Requirement — Pull out each line of the records holding the string "this".

....

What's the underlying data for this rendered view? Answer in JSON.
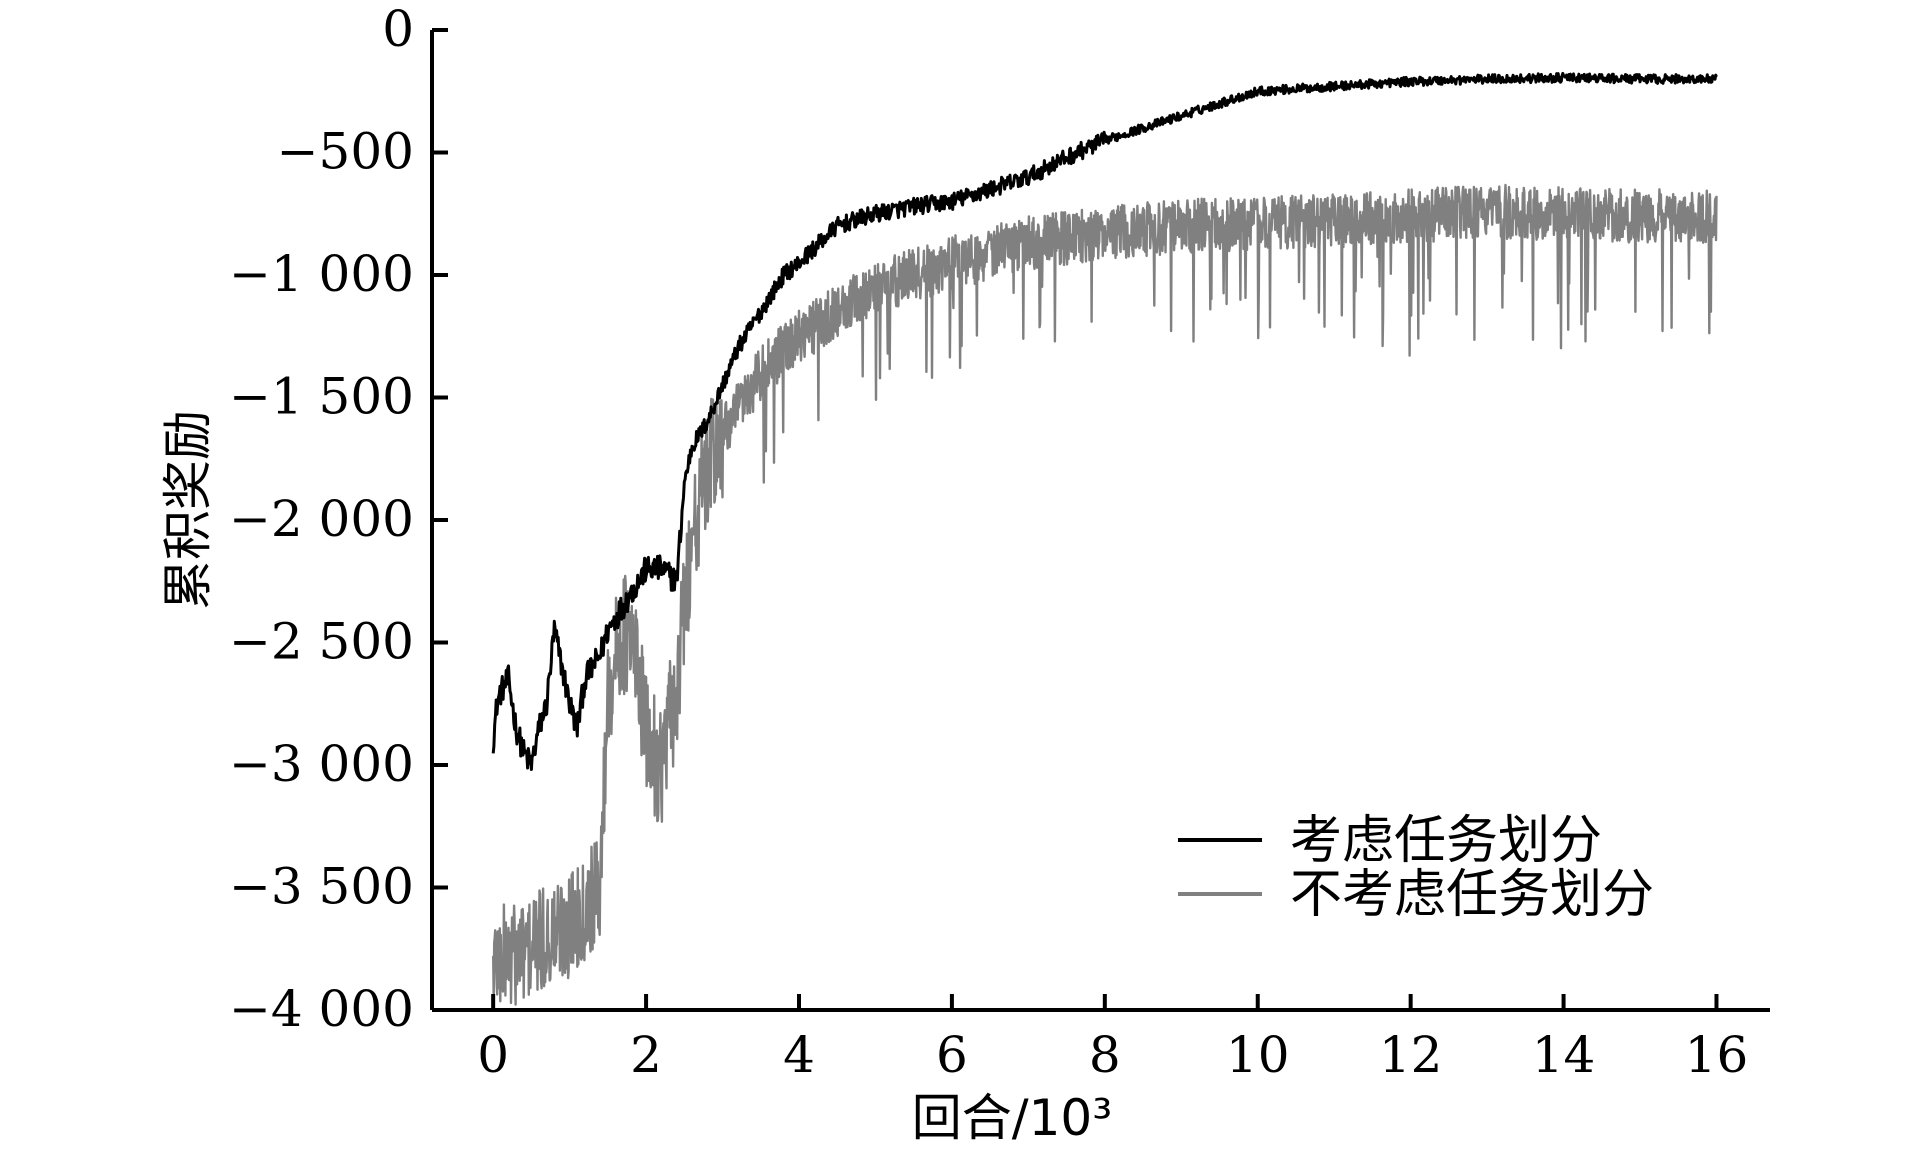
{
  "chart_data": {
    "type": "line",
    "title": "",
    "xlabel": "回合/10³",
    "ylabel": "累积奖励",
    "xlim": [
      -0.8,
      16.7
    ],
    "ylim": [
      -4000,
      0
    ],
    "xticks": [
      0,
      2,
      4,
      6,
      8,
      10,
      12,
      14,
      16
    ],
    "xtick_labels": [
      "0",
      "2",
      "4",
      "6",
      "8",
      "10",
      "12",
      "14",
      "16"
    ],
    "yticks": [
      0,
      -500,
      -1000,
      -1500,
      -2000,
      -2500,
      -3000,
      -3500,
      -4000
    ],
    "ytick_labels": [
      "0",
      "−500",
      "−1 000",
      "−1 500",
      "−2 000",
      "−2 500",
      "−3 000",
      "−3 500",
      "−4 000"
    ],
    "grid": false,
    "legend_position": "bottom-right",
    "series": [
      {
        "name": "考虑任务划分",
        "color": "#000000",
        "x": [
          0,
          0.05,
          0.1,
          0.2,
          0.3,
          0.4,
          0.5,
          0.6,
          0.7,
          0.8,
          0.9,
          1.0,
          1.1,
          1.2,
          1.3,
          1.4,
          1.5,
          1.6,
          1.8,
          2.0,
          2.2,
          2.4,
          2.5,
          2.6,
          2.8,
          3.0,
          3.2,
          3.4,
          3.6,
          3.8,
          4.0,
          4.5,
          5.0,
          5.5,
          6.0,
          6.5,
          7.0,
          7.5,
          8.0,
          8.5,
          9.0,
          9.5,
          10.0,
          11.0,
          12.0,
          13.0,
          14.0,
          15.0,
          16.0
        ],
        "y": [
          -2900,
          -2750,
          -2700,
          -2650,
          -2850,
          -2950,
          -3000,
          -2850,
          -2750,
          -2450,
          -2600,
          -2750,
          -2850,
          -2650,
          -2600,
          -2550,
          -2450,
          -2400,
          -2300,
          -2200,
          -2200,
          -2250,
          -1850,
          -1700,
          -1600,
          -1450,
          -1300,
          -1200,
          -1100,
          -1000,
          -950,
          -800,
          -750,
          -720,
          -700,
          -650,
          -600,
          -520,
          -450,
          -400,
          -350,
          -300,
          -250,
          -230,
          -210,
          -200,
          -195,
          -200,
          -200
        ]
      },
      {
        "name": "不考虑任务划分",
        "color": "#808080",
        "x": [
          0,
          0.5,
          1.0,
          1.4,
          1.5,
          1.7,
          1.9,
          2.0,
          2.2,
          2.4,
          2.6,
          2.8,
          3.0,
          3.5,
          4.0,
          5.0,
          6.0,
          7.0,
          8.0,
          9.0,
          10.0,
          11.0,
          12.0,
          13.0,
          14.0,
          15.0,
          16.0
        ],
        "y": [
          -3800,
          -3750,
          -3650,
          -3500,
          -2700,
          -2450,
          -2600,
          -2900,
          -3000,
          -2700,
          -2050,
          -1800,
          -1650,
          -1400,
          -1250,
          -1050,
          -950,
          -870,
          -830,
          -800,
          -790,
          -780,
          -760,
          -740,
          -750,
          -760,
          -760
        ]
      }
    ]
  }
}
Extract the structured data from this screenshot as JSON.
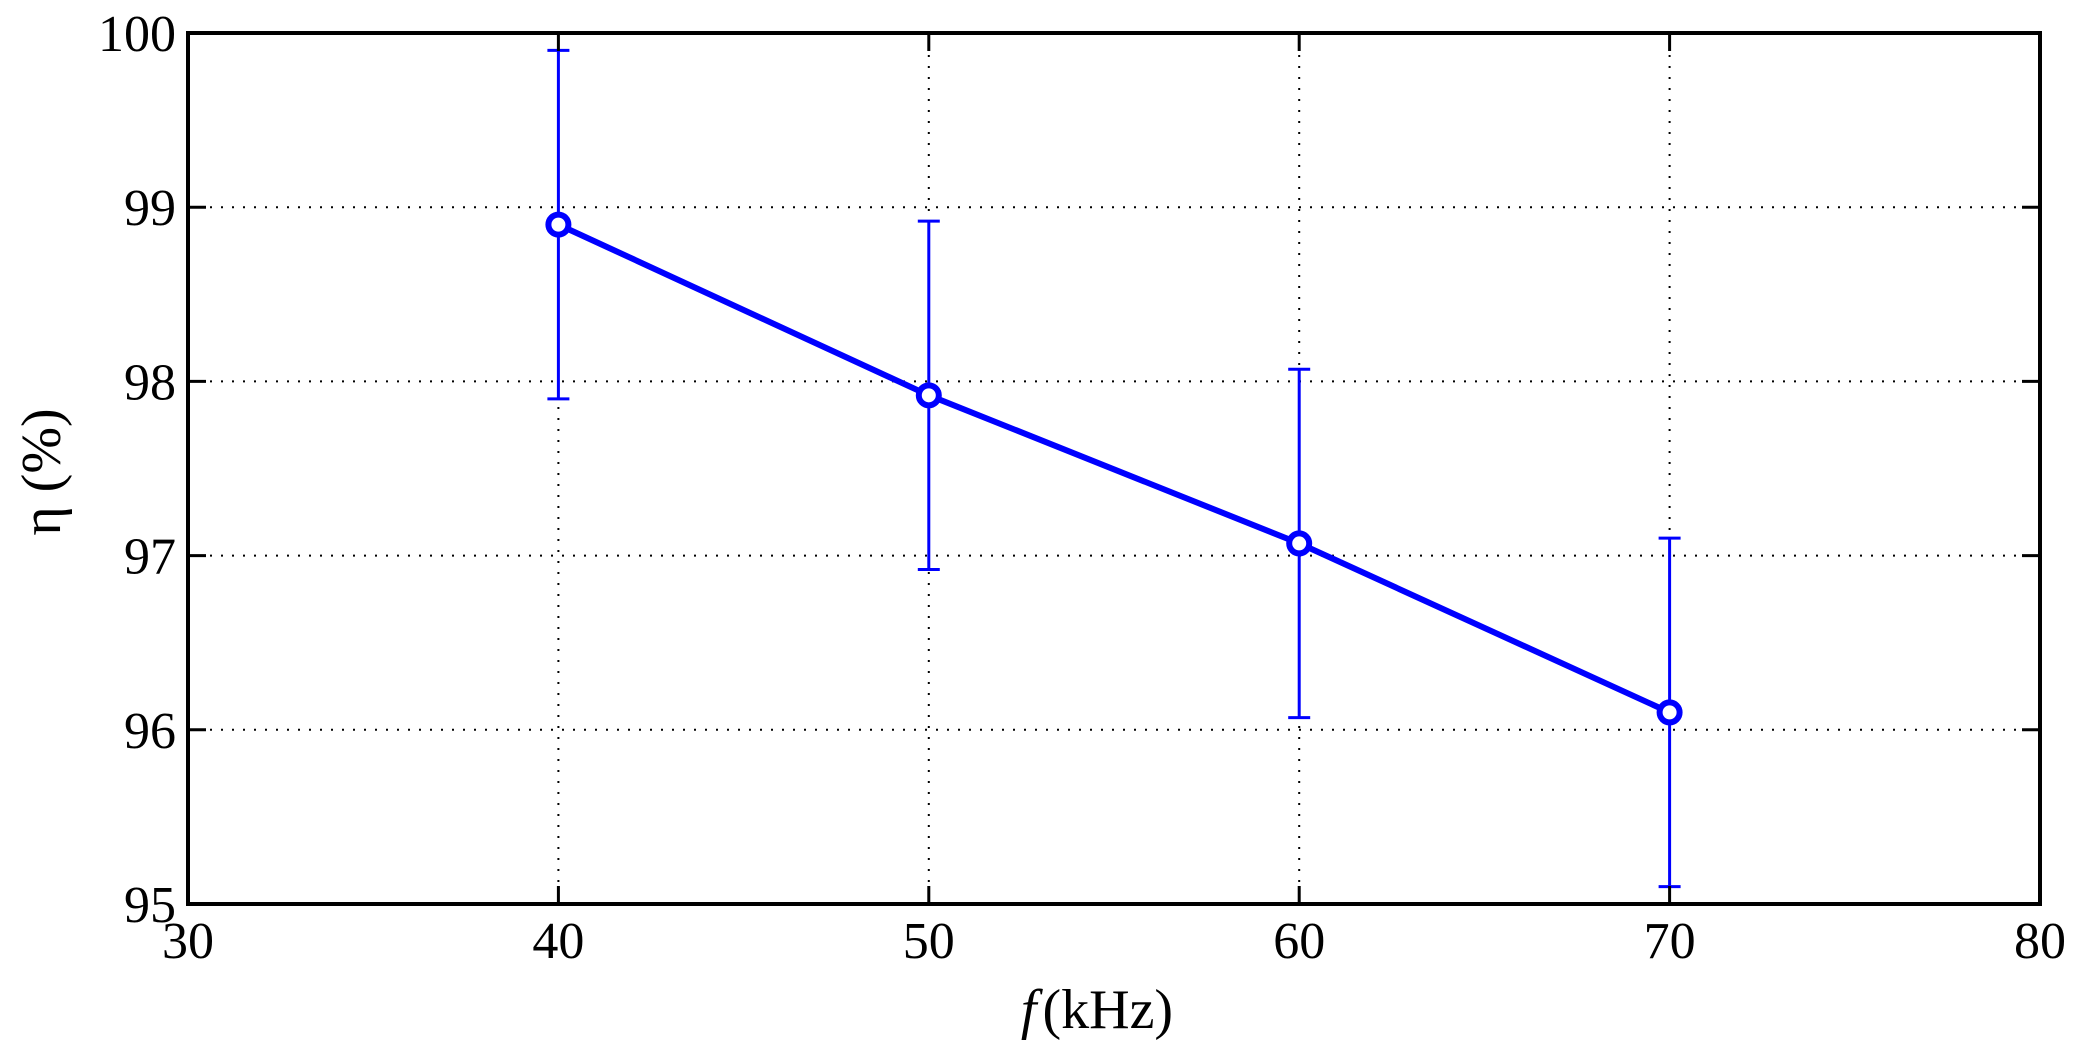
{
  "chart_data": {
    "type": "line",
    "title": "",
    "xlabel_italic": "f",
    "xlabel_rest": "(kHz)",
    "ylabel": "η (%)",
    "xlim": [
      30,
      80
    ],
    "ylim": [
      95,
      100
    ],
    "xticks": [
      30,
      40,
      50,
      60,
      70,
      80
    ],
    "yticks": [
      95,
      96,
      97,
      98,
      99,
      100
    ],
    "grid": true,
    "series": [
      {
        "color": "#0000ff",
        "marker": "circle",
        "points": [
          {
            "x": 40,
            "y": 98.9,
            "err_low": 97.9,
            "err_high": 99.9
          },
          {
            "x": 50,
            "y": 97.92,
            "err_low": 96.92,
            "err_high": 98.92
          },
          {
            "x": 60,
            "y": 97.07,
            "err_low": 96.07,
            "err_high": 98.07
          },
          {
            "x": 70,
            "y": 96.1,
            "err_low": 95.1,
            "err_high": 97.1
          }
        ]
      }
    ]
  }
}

....

Exercise solution —
What's the underlying data for this rendered view? Answer in JSON.
Extract the structured data from this screenshot as JSON.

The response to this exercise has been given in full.